Find the number of lines containing the string "Panel" in the data. Answer with the number by itself.
--- START ---
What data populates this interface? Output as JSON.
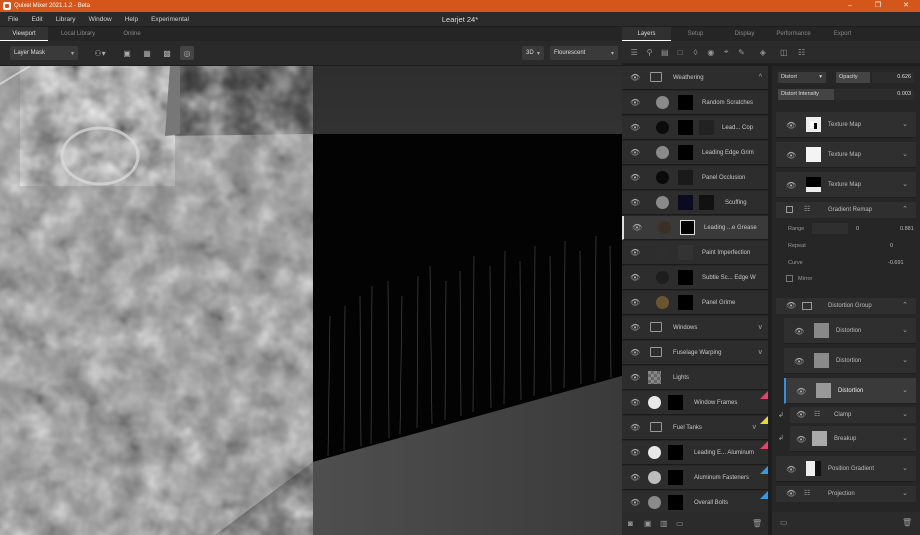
{
  "titlebar": {
    "title": "Quixel Mixer 2021.1.2 - Beta",
    "minimize": "–",
    "maximize": "❐",
    "close": "✕"
  },
  "menu": {
    "items": [
      "File",
      "Edit",
      "Library",
      "Window",
      "Help",
      "Experimental"
    ],
    "document_title": "Learjet 24*"
  },
  "left_tabs": [
    "Viewport",
    "Local Library",
    "Online"
  ],
  "viewport_toolbar": {
    "mode": "Layer Mask",
    "view_mode": "3D",
    "lighting": "Flourescent"
  },
  "right_tabs": [
    "Layers",
    "Setup",
    "Display",
    "Performance",
    "Export"
  ],
  "layers": [
    {
      "name": "Weathering",
      "kind": "folder",
      "caret": "^"
    },
    {
      "name": "Random Scratches",
      "kind": "layer",
      "swatch": "#8a8a8a"
    },
    {
      "name": "Lead... Cop",
      "kind": "layer",
      "swatch": "#0b0b0b"
    },
    {
      "name": "Leading Edge Grim",
      "kind": "layer",
      "swatch": "#8a8a8a"
    },
    {
      "name": "Panel Occlusion",
      "kind": "layer",
      "swatch": "#0b0b0b"
    },
    {
      "name": "Scuffing",
      "kind": "layer",
      "swatch": "#8a8a8a"
    },
    {
      "name": "Leading ...e Grease",
      "kind": "layer",
      "swatch": "#3a3026",
      "selected": true
    },
    {
      "name": "Paint Imperfection",
      "kind": "layer",
      "swatch": "#2e2e2e"
    },
    {
      "name": "Subtle Sc... Edge W",
      "kind": "layer",
      "swatch": "#1e1e1e"
    },
    {
      "name": "Panel Grime",
      "kind": "layer",
      "swatch": "#6b5530"
    },
    {
      "name": "Windows",
      "kind": "folder",
      "caret": "v"
    },
    {
      "name": "Fuselage Warping",
      "kind": "folder",
      "caret": "v"
    },
    {
      "name": "Lights",
      "kind": "checker"
    },
    {
      "name": "Window Frames",
      "kind": "layer",
      "swatch": "#e8e8e8",
      "flag": "#e0446a"
    },
    {
      "name": "Fuel Tanks",
      "kind": "folder",
      "caret": "v",
      "flag": "#e8d83a"
    },
    {
      "name": "Leading E... Aluminum",
      "kind": "layer",
      "swatch": "#e8e8e8",
      "flag": "#e0446a"
    },
    {
      "name": "Aluminum Fasteners",
      "kind": "layer",
      "swatch": "#bdbdbd",
      "flag": "#3a9ae0"
    },
    {
      "name": "Overall Bolts",
      "kind": "layer",
      "swatch": "#8a8a8a",
      "flag": "#3a9ae0"
    }
  ],
  "props": {
    "blend_mode": "Distort",
    "opacity_label": "Opacity",
    "opacity_value": "0.626",
    "distort_intensity_label": "Distort Intensity",
    "distort_intensity_value": "0.003",
    "texture_maps": [
      "Texture Map",
      "Texture Map",
      "Texture Map"
    ],
    "gradient_remap": {
      "label": "Gradient Remap",
      "range_label": "Range",
      "range_min": "0",
      "range_max": "0.881",
      "repeat_label": "Repeat",
      "repeat_value": "0",
      "curve_label": "Curve",
      "curve_value": "-0.691",
      "mirror_label": "Mirror"
    },
    "distortion_group": "Distortion Group",
    "distortions": [
      "Distortion",
      "Distortion",
      "Distortion"
    ],
    "clamp": "Clamp",
    "breakup": "Breakup",
    "position_gradient": "Position Gradient",
    "projection": "Projection"
  }
}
--- END ---
> [Task solution]: 2